| REQUIREMENTS |
Copy out all the lines where "khen" shows up.

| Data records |
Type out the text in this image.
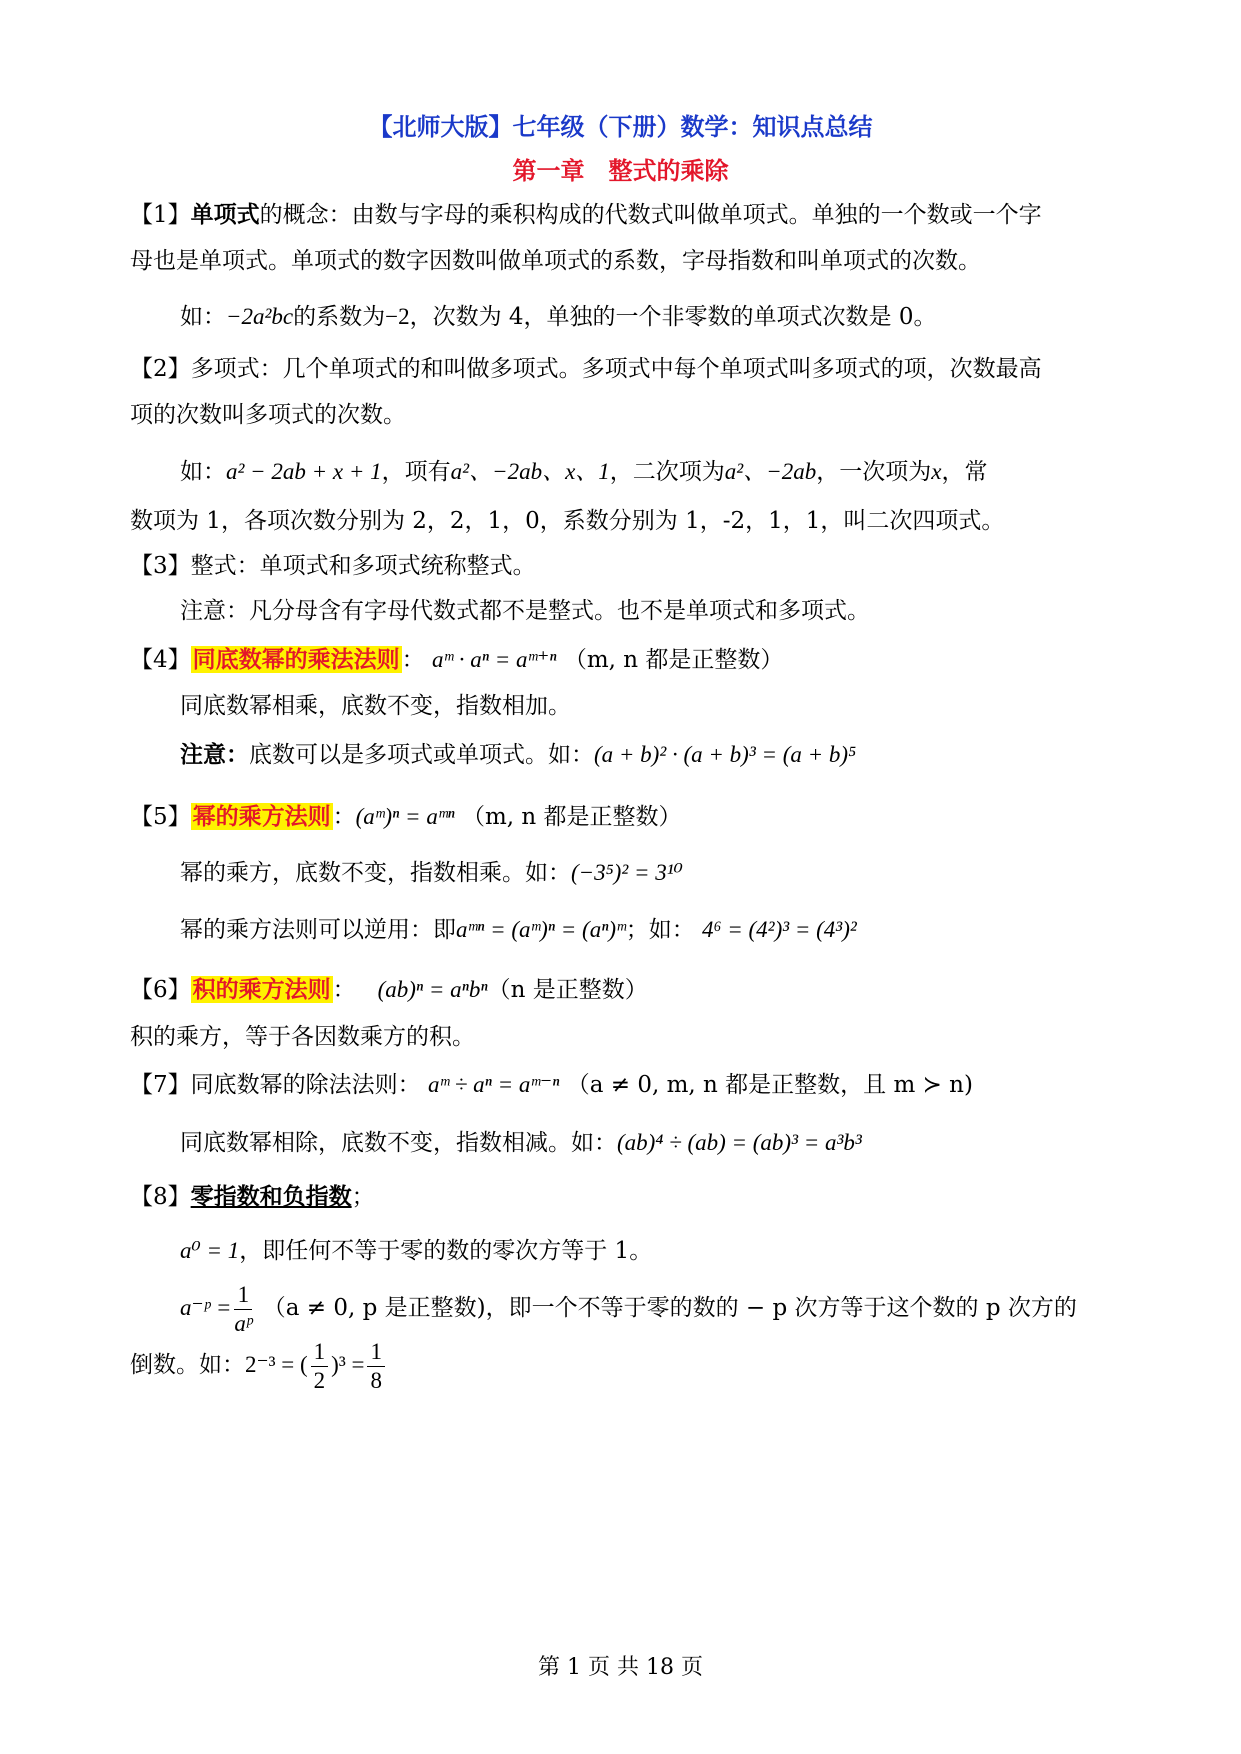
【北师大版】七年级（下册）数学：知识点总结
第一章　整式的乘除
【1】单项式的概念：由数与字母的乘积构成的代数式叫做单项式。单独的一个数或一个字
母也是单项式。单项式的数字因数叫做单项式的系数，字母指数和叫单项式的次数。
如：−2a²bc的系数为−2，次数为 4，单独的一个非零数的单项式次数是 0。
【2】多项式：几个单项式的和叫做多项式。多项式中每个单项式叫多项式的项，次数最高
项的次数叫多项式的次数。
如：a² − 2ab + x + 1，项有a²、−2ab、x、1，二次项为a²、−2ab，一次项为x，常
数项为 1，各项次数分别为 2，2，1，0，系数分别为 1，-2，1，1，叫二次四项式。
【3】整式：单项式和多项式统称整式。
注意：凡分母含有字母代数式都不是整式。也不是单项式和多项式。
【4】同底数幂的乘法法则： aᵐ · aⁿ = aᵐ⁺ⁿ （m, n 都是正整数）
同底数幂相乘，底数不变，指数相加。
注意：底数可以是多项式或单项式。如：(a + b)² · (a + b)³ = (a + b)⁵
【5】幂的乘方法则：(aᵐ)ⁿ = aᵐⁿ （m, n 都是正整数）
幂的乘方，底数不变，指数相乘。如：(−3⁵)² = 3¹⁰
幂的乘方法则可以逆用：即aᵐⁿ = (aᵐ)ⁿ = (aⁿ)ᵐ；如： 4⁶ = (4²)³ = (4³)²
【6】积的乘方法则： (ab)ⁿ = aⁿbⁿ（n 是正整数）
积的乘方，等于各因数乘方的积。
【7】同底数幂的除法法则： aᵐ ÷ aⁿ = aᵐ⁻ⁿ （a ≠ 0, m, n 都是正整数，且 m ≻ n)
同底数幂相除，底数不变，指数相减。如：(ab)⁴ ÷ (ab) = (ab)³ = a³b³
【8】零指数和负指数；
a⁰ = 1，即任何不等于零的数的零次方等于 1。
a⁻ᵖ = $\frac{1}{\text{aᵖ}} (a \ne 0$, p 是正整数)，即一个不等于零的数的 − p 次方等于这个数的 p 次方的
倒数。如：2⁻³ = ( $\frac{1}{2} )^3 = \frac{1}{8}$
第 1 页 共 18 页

==

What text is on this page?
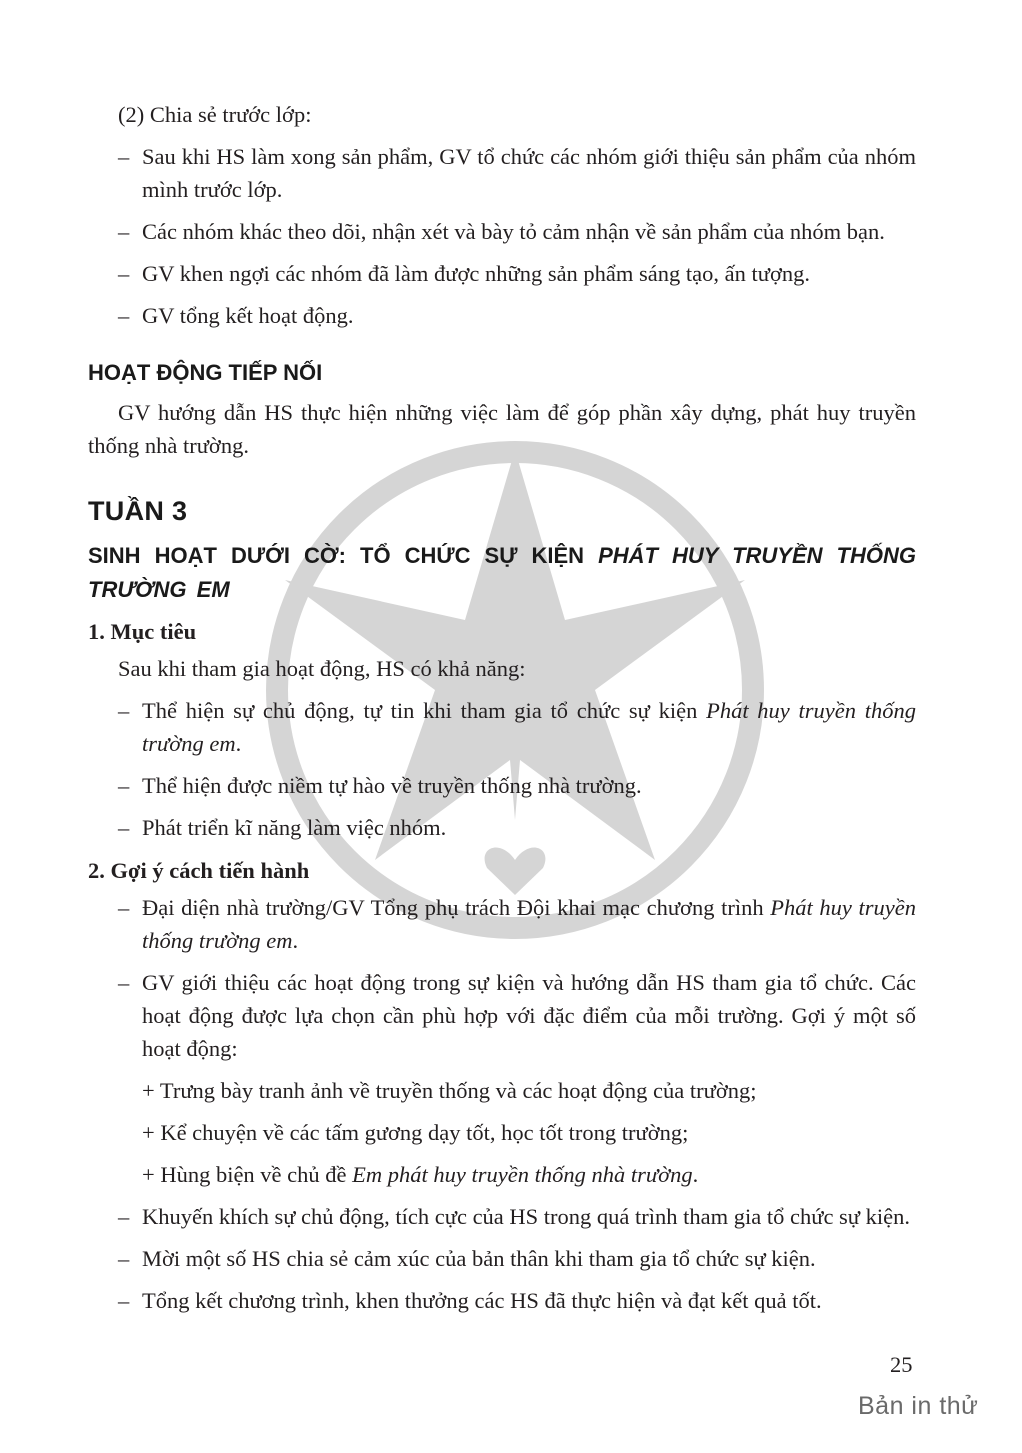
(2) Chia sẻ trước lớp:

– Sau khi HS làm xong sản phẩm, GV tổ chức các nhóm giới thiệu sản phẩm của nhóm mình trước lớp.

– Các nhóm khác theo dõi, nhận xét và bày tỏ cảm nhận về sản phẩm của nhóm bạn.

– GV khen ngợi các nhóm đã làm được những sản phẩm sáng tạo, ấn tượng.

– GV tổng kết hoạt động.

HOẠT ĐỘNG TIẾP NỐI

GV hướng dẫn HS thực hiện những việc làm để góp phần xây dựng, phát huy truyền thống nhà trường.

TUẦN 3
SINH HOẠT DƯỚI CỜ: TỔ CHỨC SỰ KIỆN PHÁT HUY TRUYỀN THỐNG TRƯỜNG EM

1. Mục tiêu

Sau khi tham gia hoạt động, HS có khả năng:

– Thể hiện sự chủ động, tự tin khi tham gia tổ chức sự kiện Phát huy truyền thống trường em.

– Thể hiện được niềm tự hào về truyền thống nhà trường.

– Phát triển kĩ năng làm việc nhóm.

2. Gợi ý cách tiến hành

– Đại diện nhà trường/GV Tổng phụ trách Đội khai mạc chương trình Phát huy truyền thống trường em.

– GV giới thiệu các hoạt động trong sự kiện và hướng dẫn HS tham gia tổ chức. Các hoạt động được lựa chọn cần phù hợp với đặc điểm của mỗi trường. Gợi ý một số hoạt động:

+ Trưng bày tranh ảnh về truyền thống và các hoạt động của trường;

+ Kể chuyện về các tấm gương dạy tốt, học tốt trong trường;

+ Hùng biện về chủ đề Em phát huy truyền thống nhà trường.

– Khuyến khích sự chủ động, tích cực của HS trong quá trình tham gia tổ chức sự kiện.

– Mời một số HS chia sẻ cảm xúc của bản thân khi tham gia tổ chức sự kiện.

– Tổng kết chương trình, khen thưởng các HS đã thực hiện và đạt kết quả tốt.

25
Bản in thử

* * *

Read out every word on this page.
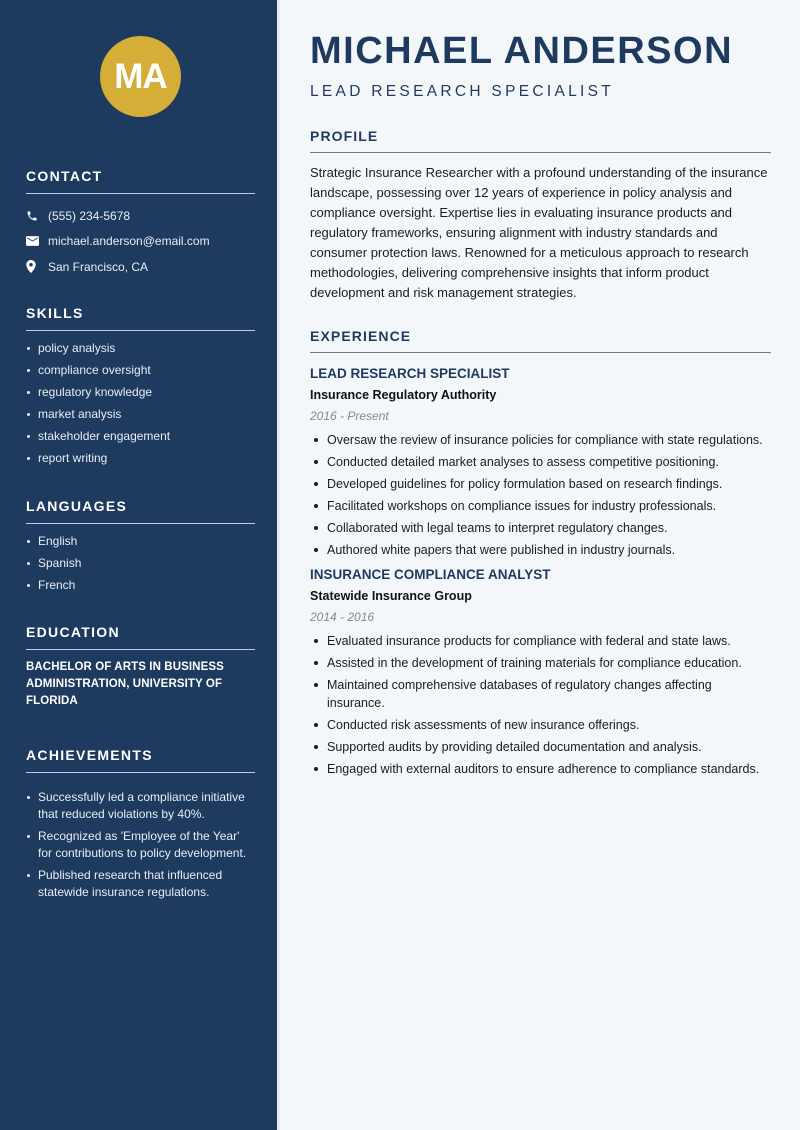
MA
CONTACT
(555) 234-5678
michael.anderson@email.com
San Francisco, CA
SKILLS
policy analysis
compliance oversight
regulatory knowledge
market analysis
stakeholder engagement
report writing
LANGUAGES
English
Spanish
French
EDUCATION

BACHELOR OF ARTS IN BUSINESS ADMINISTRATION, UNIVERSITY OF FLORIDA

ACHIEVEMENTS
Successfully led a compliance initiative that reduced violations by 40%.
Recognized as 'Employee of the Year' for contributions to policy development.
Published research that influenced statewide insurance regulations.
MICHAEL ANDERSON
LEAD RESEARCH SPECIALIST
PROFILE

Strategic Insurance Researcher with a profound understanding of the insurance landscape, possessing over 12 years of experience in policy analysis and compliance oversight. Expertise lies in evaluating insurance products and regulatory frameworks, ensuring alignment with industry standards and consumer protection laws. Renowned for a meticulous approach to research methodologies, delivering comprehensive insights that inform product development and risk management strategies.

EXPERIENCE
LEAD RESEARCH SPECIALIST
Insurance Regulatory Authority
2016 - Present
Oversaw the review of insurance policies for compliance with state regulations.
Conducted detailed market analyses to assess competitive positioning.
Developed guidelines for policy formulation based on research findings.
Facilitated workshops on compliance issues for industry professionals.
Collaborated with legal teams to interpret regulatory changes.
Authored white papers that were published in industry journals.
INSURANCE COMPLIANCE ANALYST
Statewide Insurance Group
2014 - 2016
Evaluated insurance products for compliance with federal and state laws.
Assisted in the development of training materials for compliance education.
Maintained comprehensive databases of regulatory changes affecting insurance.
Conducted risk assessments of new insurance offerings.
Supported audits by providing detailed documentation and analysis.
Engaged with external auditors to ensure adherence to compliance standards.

| REPLY TO THE EXERCISE |
– GV khen ngợi các nhóm đã làm được những sản phẩm sáng tạo, ấn tượng.
– Tổng kết chương trình, khen thưởng các HS đã thực hiện và đạt kết quả tốt.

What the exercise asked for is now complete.